**EXTRACT**
◆ ◆ ◆ ◆ ◆ ◆ ◆

I'm aware of this "paradox", but I didn't realize you were trying to describe it; your original post appeared to me to be describing something quite different.

Ookke said:
Isn't it so that in A-frame the car is not even constructed yet, in B-frame the car is there but without steering wheel, and in C-frame the car is complete.

Yes, I see what you're getting at now. To be precise, though, you need to specify that all three of these claims are true *at the event at which A, B, and C meet*. At least, that's how I think you are imagining the scenario, and how it's described in what you linked to.

Also, it's worth pointing out that, at the event at which A, B, and C meet, *none* of them can have any information yet about the car; that event is spacelike separated from all of the events involved in the car's construction. All three of A, B, and C will have to wait a couple million years (assuming they're all somewhere in the Andromeda galaxy) before any light signals from the car's construction reach them. This also means that none of A, B, and C, at the event at which they meet, can causally affect anything about the car's construction--or, indeed, anything for a couple million years later, along the car's worldline. By the time any light signal from any of A, B, and C reaches the car, it will be way, way out of warranty. :wink:
 
  • #16
PeterDonis said:
By the time any light signal from any of A, B, and C reaches the car, it will be way, way out of warranty. :wink:

Definitely so :smile:. Yes I had Andromeda "paradox" in mind, but others can see only what is written. I'm glad this looks good now, thanks again.
 
  • #17
durant said:
ghwellsjr said:
I edited my previous response to cover this issue. Does it help?
I still don't understand some things, I'm not really familiar with relativity so this may be an obstacle. When we take the car as a whole, we take all of its spacetime points combined together, right? Which implies that all of its spatial parts must exist simultaneously, otherwise it may not be a car.

◆ ◆ ◆ ◆ ◆ ◆ ◆

**OBJECTIVES**
1. Answer these questions from the relativity discussion:
(a) In Ookke's description, what state is the car in for the C-frame?
(b) Where does the reply assume A, B, and C all are when it estimates how long they must wait for light signals?
(c) How does durant describe their own familiarity with relativity?
2. Render this sentence from the relativity discussion in Spanish: "All three of A, B, and C will have to wait a couple million years (assuming they're all somewhere in the Andromeda galaxy) before any light signals from the car's construction reach them."
3. Carry on the relativity discussion from its final sentence.

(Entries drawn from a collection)

◆ ◆ ◆ ◆ ◆ ◆ ◆

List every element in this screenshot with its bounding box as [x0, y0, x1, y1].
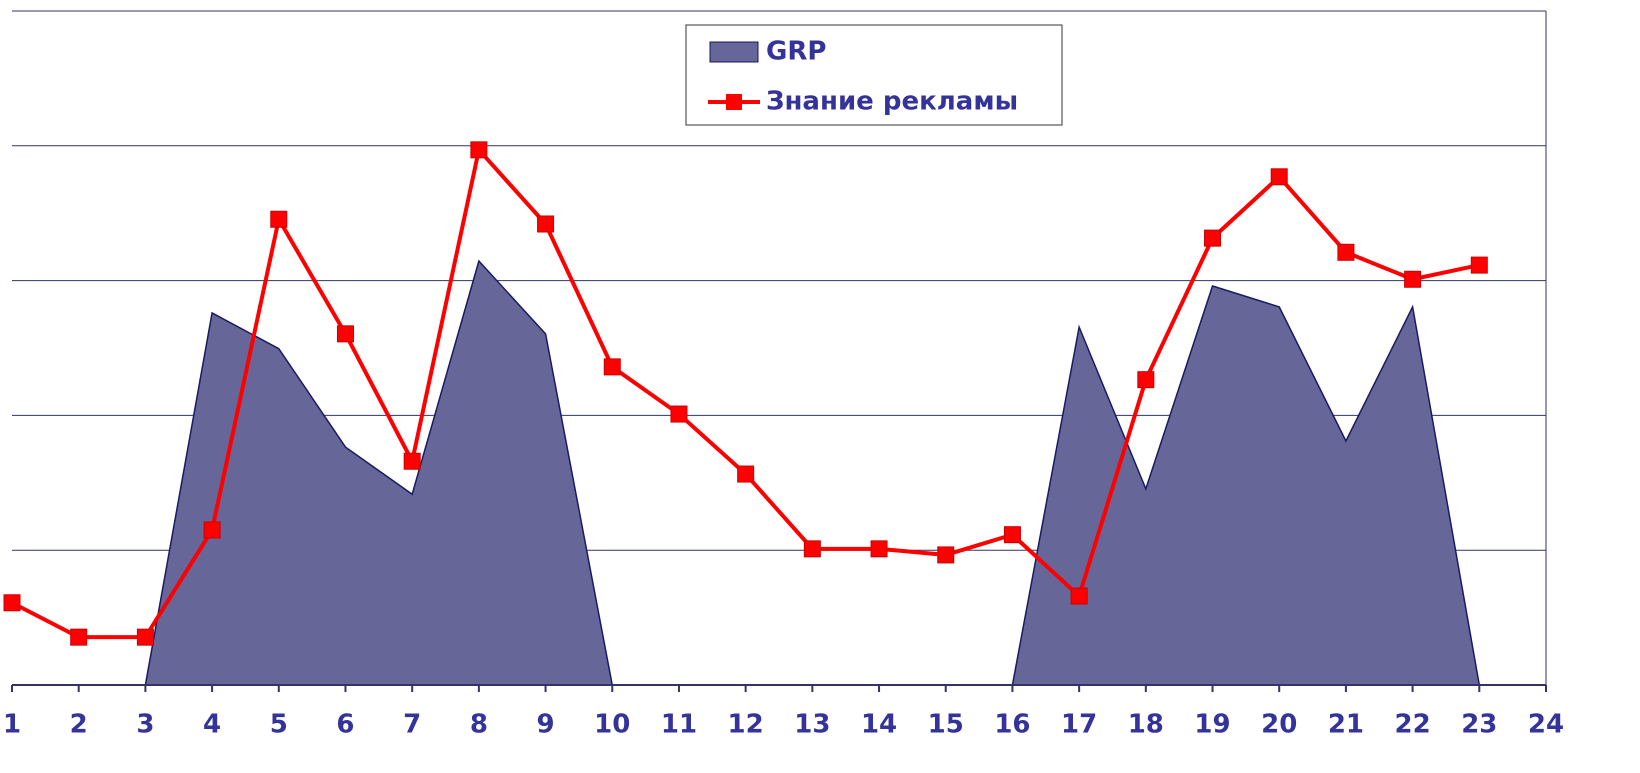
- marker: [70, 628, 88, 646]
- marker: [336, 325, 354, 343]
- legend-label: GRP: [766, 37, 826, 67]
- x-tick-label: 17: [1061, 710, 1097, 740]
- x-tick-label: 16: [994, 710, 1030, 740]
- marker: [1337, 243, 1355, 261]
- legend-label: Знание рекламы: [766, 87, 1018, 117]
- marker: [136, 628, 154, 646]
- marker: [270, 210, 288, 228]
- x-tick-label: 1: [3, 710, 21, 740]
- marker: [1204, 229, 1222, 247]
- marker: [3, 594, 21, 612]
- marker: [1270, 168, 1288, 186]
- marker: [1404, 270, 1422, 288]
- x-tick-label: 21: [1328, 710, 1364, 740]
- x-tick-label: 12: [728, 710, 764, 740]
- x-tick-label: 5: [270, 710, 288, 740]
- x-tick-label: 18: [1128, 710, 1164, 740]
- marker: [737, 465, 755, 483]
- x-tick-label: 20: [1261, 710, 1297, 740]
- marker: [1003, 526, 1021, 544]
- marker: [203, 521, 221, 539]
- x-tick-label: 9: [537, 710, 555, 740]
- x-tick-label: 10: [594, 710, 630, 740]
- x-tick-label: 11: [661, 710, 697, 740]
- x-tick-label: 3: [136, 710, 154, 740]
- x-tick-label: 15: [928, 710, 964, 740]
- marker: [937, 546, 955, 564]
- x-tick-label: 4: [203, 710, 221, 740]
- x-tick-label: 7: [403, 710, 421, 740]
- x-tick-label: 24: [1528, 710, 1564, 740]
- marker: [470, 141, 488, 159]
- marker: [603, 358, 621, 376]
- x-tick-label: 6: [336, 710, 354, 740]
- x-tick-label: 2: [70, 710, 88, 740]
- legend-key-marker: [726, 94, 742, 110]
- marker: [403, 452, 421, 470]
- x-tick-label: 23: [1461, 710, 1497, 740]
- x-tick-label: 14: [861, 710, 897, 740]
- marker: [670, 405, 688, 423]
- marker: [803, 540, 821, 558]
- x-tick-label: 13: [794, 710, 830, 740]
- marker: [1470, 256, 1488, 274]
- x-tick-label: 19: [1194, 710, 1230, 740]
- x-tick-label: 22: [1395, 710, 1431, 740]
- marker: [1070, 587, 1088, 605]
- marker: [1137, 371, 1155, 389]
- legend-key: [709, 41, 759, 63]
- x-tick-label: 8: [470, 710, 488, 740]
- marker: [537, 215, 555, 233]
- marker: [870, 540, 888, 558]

◆ ◆ ◆ ◆ ◆ ◆ ◆

**THE RESPONSES**
1.
(a) The car is complete.
(b) Somewhere in the Andromeda galaxy.
(c) Not really familiar with it.

2. Los tres, A, B y C, tendrán que esperar un par de millones de años (suponiendo que todos estén en algún lugar de la galaxia de Andrómeda) antes de que les llegue cualquier señal luminosa de la construcción del coche.

3.
Here's the part of my previous response that I edited and I'd like to follow up on that now:

ghwellsjr said:
You can use this technique, for example, to show that the car will be length contracted as it moves forward but you only need to have two spatial points, one at the front and one at the rear to do this (again, because we are lazy and it really won't matter much to illustrate the point). You will, however, need to assign those two spatial points to multiple temporal points which results in a series of events for each spatial point. And then you need to select events that are simultaneous in the IRF where the car is moving to properly assess its Length Contraction.
Let's consider a car that is 10 feet long and stationary in an Inertial Reference Frame (IRF). (Don't confuse this car with the one Peter Donis proposed in an earlier post.) The front of the car shown in red is at a distance of 10 feet from the spatial origin and the rear shown in blue is at the spatial origin:

https://www.physicsforums.com/attachment.php?attachmentid=58389&stc=1&d=1367415325

Please be aware that there are solid parts of the car everywhere between the blue and red lines but if we filled them all in it would look like a solid block of color and make the next drawing harder to understand.

Now we want to see what this car looks like in a frame where it is traveling forward. To do that, we use the Lorentz Transformation process with a negative speed, in this case -0.6c, which will make the car go forward at 0.6c in this second IRF:

https://www.physicsforums.com/attachment.php?attachmentid=58390&stc=1&d=1367415325

I believe your concern is that the parts of the car, specifically the front and rear, are no longer simultaneous so how do we make sense of this? You are right, and the way we make sense is to view the car in the new frame with its own sense of simultaneity which is established by the horizontal axis lines. So we can see that at the coordinate time of 10 nanoseconds, the front of the car is at the coordinate distance of 14 feet while the rear of the car is at 6 feet making the car 8 feet long, contracted to 80% of its rest length.

As one justification for doing this, we can take those coordinates and transform them back into the original IRF and we see that they will be at the Coordinate (and Proper) Times of 2 nanoseconds for the front (red) end of the car and 8 nanoseconds for the rear (blue) end of the car. Even though these events are a different times, it won't matter for the measurement of the length of the car (with a ruler) in its stationary frame since the ends of the car are not moving relative to each other.

There are other justifications for establishing the contracted length of the car when it is moving and they all agree.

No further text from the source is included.